Re: [RFC PATCH v2 05/18] sched: add task flag for preempt IRQ tracking

From: Josh Poimboeuf
Date: Thu Jun 23 2016 - 11:55:44 EST


On Wed, Jun 22, 2016 at 05:09:11PM -0700, Andy Lutomirski wrote:
> On Wed, Jun 22, 2016 at 9:30 AM, Josh Poimboeuf <jpoimboe@xxxxxxxxxx> wrote:
> > Andy,
> >
> > So I got a chance to look at this some more. I'm thinking that to make
> > this feature more consistently useful, we shouldn't only annotate
> > pt_regs frames for calls to handlers; other calls should be annotated as
> > well: preempt_schedule_irq, CALL_enter_from_user_mode,
> > prepare_exit_to_usermode, SWAPGS, TRACE_IRQS_OFF, DISABLE_INTERRUPTS,
> > etc. That way, the unwinder will always be able to find pt_regs from an
> > interrupt/exception, even if starting from one of these other calls.
- - - - -
= The tasks =
**1)** Summarize the patch discussion above in two sentences.
**2)** In the patch discussion, what would the proposed annotations allow the unwinder to do?
**3)** Rewrite the patch discussion between "On Wed, Jun 22, 2016 at 05:09:11PM" and "these other calls.", inclusive, replacing "unwinder" with "stack unwinder".
- - - - -
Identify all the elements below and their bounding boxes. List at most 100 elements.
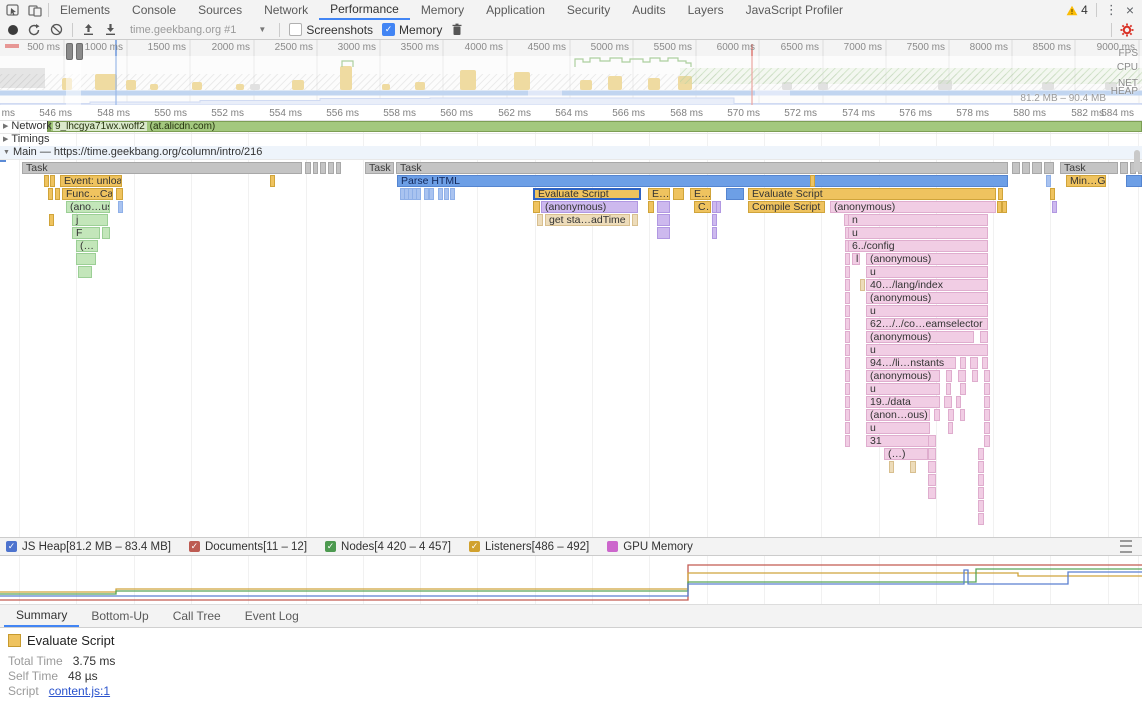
save-profile-icon[interactable] [104, 23, 117, 36]
flame-bar[interactable] [910, 461, 916, 473]
flame-bar[interactable] [648, 201, 654, 213]
tab-memory[interactable]: Memory [410, 1, 475, 20]
flame-bar[interactable]: 94…/li…nstants [866, 357, 956, 369]
close-icon[interactable]: × [1126, 3, 1134, 17]
flame-bar[interactable] [948, 409, 954, 421]
flame-bar[interactable]: Min…GC [1066, 175, 1106, 187]
flame-chart-area[interactable]: 544 ms546 ms548 ms550 ms552 ms554 ms556 … [0, 105, 1142, 537]
flame-bar[interactable] [102, 227, 110, 239]
flame-bar[interactable]: Parse HTML [397, 175, 1008, 187]
flame-bar[interactable]: Event: unload [60, 175, 122, 187]
flame-bar[interactable] [1022, 162, 1030, 174]
flame-bar[interactable] [845, 383, 850, 395]
tab-network[interactable]: Network [253, 1, 319, 20]
flame-bar[interactable]: C… [694, 201, 711, 213]
kebab-menu-icon[interactable]: ⋮ [1105, 3, 1118, 17]
flame-bar[interactable] [845, 266, 850, 278]
flame-bar[interactable]: (anonymous) [866, 331, 974, 343]
overview-right-handle[interactable] [76, 43, 83, 60]
flame-bar[interactable] [845, 331, 850, 343]
flame-bar[interactable] [889, 461, 894, 473]
overview-left-handle[interactable] [66, 43, 73, 60]
load-profile-icon[interactable] [82, 23, 95, 36]
flame-bar[interactable]: (anonymous) [866, 292, 988, 304]
timeline-overview[interactable]: 500 ms1000 ms1500 ms2000 ms2500 ms3000 m… [0, 40, 1142, 106]
flame-bar[interactable]: (…) [884, 448, 928, 460]
tab-console[interactable]: Console [121, 1, 187, 20]
flame-bar[interactable] [1120, 162, 1128, 174]
flame-bar[interactable] [845, 357, 850, 369]
flame-bar[interactable] [998, 188, 1003, 200]
flame-bar[interactable]: (anonymous) [866, 253, 988, 265]
memory-checkbox[interactable]: ✓ [382, 23, 395, 36]
flame-bar[interactable] [657, 214, 670, 226]
flame-bar[interactable] [978, 513, 984, 525]
flame-bar[interactable] [1050, 188, 1055, 200]
flame-bar[interactable] [944, 396, 952, 408]
network-request-bar[interactable]: 9_lhcgya71wx.woff2 (at.alicdn.com) [47, 121, 1142, 132]
flame-bar[interactable]: Task [365, 162, 394, 174]
flame-bar[interactable] [533, 201, 540, 213]
flame-bar[interactable] [673, 188, 684, 200]
flame-bar[interactable] [970, 357, 978, 369]
flame-bar[interactable] [416, 188, 421, 200]
flame-bar[interactable]: (ano…us) [66, 201, 110, 213]
flame-bar[interactable] [55, 188, 60, 200]
flame-bar[interactable]: Evaluate Script [748, 188, 996, 200]
counter-legend-item[interactable]: ✓Documents[11 – 12] [189, 541, 307, 553]
trash-icon[interactable] [451, 23, 463, 36]
flame-bar[interactable] [928, 448, 936, 460]
flame-bar[interactable] [320, 162, 326, 174]
flame-bar[interactable] [928, 435, 936, 447]
flame-bar[interactable] [44, 175, 49, 187]
flame-bar[interactable]: Func…Call [62, 188, 113, 200]
flame-bar[interactable] [450, 188, 455, 200]
flame-bar[interactable] [845, 422, 850, 434]
counter-legend-item[interactable]: GPU Memory [607, 541, 693, 553]
flame-bar[interactable] [76, 253, 96, 265]
counter-checkbox[interactable] [607, 541, 618, 552]
flame-bar[interactable]: u [866, 383, 940, 395]
flame-bar[interactable] [978, 500, 984, 512]
flame-bar[interactable]: j [72, 214, 108, 226]
flame-bar[interactable] [956, 396, 961, 408]
flame-bar[interactable] [429, 188, 434, 200]
flame-bar[interactable] [537, 214, 543, 226]
flame-bar[interactable] [810, 175, 815, 187]
tab-layers[interactable]: Layers [677, 1, 735, 20]
flame-bar[interactable]: n [848, 214, 988, 226]
flame-bar[interactable]: 6../config [848, 240, 988, 252]
flame-bar[interactable] [960, 357, 966, 369]
flame-bar[interactable] [716, 201, 721, 213]
counters-menu-icon[interactable] [1120, 540, 1132, 553]
flame-bar[interactable] [632, 214, 638, 226]
flame-bar[interactable]: u [866, 344, 988, 356]
flame-bar[interactable] [118, 201, 123, 213]
flame-bar[interactable] [984, 422, 990, 434]
flame-bar[interactable] [313, 162, 318, 174]
flame-bar[interactable] [845, 292, 850, 304]
flame-bar[interactable]: u [866, 422, 930, 434]
flame-bar[interactable] [978, 487, 984, 499]
flame-bar[interactable] [336, 162, 341, 174]
flame-bar[interactable] [845, 409, 850, 421]
tab-security[interactable]: Security [556, 1, 621, 20]
flame-bar[interactable] [934, 409, 940, 421]
tab-elements[interactable]: Elements [49, 1, 121, 20]
flame-bar[interactable] [50, 175, 55, 187]
flame-bar[interactable] [657, 201, 670, 213]
flame-bar[interactable] [960, 383, 966, 395]
tab-audits[interactable]: Audits [621, 1, 676, 20]
tab-application[interactable]: Application [475, 1, 556, 20]
flame-bar[interactable] [958, 370, 966, 382]
flame-bar[interactable] [845, 318, 850, 330]
flame-bar[interactable] [845, 435, 850, 447]
flame-bar[interactable] [978, 474, 984, 486]
tab-summary[interactable]: Summary [4, 605, 79, 627]
flame-bar[interactable] [946, 383, 951, 395]
flame-bar[interactable] [1044, 162, 1054, 174]
flame-bar[interactable]: (anon…ous) [866, 409, 930, 421]
track-network[interactable]: ▶Network 9_lhcgya71wx.woff2 (at.alicdn.c… [0, 120, 1142, 134]
flame-bar[interactable] [305, 162, 311, 174]
flame-bar[interactable] [1002, 201, 1007, 213]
- - - - -
= Solutions to each task =
**1)** Josh Poimboeuf proposes that, to make the feature more consistently useful, pt_regs frames should be annotated for other calls as well as calls to handlers. Examples are preempt_schedule_irq, CALL_enter_from_user_mode, prepare_exit_to_usermode, SWAPGS, TRACE_IRQS_OFF and DISABLE_INTERRUPTS, so that the unwinder can always find pt_regs from an interrupt or exception, even when starting from one of these other calls.

**2)** Always find pt_regs from an interrupt or exception, even when starting from one of the other annotated calls.

**3)**
On Wed, Jun 22, 2016 at 05:09:11PM -0700, Andy Lutomirski wrote:
> On Wed, Jun 22, 2016 at 9:30 AM, Josh Poimboeuf <jpoimboe@xxxxxxxxxx> wrote:
> > Andy,
> >
> > So I got a chance to look at this some more. I'm thinking that to make
> > this feature more consistently useful, we shouldn't only annotate
> > pt_regs frames for calls to handlers; other calls should be annotated as
> > well: preempt_schedule_irq, CALL_enter_from_user_mode,
> > prepare_exit_to_usermode, SWAPGS, TRACE_IRQS_OFF, DISABLE_INTERRUPTS,
> > etc. That way, the stack unwinder will always be able to find pt_regs from an
> > interrupt/exception, even if starting from one of these other calls.